- _TO DO_
Copy all records verbatim.

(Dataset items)
━━━━━━━━━━━━━━━━━━━━━━━━━━━━━━

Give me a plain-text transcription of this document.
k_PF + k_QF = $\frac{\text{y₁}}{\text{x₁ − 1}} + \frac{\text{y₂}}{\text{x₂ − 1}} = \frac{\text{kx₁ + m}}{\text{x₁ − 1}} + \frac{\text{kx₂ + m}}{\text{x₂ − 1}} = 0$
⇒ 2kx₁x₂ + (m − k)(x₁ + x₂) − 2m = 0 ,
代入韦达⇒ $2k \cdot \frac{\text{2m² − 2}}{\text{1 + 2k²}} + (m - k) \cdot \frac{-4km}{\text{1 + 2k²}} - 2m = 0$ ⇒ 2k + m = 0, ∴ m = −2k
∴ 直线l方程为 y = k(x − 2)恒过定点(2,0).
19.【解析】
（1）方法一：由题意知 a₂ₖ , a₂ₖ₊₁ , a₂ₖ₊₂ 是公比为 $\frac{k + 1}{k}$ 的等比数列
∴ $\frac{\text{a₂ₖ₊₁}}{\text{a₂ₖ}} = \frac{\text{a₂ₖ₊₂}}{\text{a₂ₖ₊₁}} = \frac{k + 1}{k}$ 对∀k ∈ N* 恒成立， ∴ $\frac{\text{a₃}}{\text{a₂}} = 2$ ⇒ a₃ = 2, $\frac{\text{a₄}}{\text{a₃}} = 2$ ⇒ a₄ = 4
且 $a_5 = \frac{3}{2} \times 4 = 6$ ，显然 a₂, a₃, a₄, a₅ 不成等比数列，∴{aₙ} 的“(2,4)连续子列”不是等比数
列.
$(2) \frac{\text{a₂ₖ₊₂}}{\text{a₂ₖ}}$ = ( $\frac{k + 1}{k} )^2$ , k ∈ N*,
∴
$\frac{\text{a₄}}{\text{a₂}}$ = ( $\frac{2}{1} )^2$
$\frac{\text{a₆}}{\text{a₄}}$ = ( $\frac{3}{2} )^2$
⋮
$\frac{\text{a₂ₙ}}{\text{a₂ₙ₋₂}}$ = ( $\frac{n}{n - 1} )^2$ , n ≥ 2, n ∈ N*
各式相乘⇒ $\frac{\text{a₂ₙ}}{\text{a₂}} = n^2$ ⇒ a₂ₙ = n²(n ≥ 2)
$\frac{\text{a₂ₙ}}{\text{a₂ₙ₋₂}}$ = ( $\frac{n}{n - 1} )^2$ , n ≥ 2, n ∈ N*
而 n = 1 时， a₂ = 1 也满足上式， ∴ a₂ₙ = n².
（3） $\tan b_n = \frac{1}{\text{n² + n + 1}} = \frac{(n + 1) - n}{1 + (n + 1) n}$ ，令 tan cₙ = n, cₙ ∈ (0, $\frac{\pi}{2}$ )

━━━━━━━━━━━━━━━━━━━━━━━━━━━━━━

- _EXERCISE ANSWER_
Give me a plain-text transcription of this document.
k_PF + k_QF = $\frac{\text{y₁}}{\text{x₁ − 1}} + \frac{\text{y₂}}{\text{x₂ − 1}} = \frac{\text{kx₁ + m}}{\text{x₁ − 1}} + \frac{\text{kx₂ + m}}{\text{x₂ − 1}} = 0$
⇒ 2kx₁x₂ + (m − k)(x₁ + x₂) − 2m = 0 ,
代入韦达⇒ $2k \cdot \frac{\text{2m² − 2}}{\text{1 + 2k²}} + (m - k) \cdot \frac{-4km}{\text{1 + 2k²}} - 2m = 0$ ⇒ 2k + m = 0, ∴ m = −2k
∴ 直线l方程为 y = k(x − 2)恒过定点(2,0).
19.【解析】
（1）方法一：由题意知 a₂ₖ , a₂ₖ₊₁ , a₂ₖ₊₂ 是公比为 $\frac{k + 1}{k}$ 的等比数列
∴ $\frac{\text{a₂ₖ₊₁}}{\text{a₂ₖ}} = \frac{\text{a₂ₖ₊₂}}{\text{a₂ₖ₊₁}} = \frac{k + 1}{k}$ 对∀k ∈ N* 恒成立， ∴ $\frac{\text{a₃}}{\text{a₂}} = 2$ ⇒ a₃ = 2, $\frac{\text{a₄}}{\text{a₃}} = 2$ ⇒ a₄ = 4
且 $a_5 = \frac{3}{2} \times 4 = 6$ ，显然 a₂, a₃, a₄, a₅ 不成等比数列，∴{aₙ} 的“(2,4)连续子列”不是等比数
列.
$(2) \frac{\text{a₂ₖ₊₂}}{\text{a₂ₖ}}$ = ( $\frac{k + 1}{k} )^2$ , k ∈ N*,
∴
$\frac{\text{a₄}}{\text{a₂}}$ = ( $\frac{2}{1} )^2$
$\frac{\text{a₆}}{\text{a₄}}$ = ( $\frac{3}{2} )^2$
⋮
$\frac{\text{a₂ₙ}}{\text{a₂ₙ₋₂}}$ = ( $\frac{n}{n - 1} )^2$ , n ≥ 2, n ∈ N*
各式相乘⇒ $\frac{\text{a₂ₙ}}{\text{a₂}} = n^2$ ⇒ a₂ₙ = n²(n ≥ 2)
$\frac{\text{a₂ₙ}}{\text{a₂ₙ₋₂}}$ = ( $\frac{n}{n - 1} )^2$ , n ≥ 2, n ∈ N*
而 n = 1 时， a₂ = 1 也满足上式， ∴ a₂ₙ = n².
（3） $\tan b_n = \frac{1}{\text{n² + n + 1}} = \frac{(n + 1) - n}{1 + (n + 1) n}$ ，令 tan cₙ = n, cₙ ∈ (0, $\frac{\pi}{2}$ )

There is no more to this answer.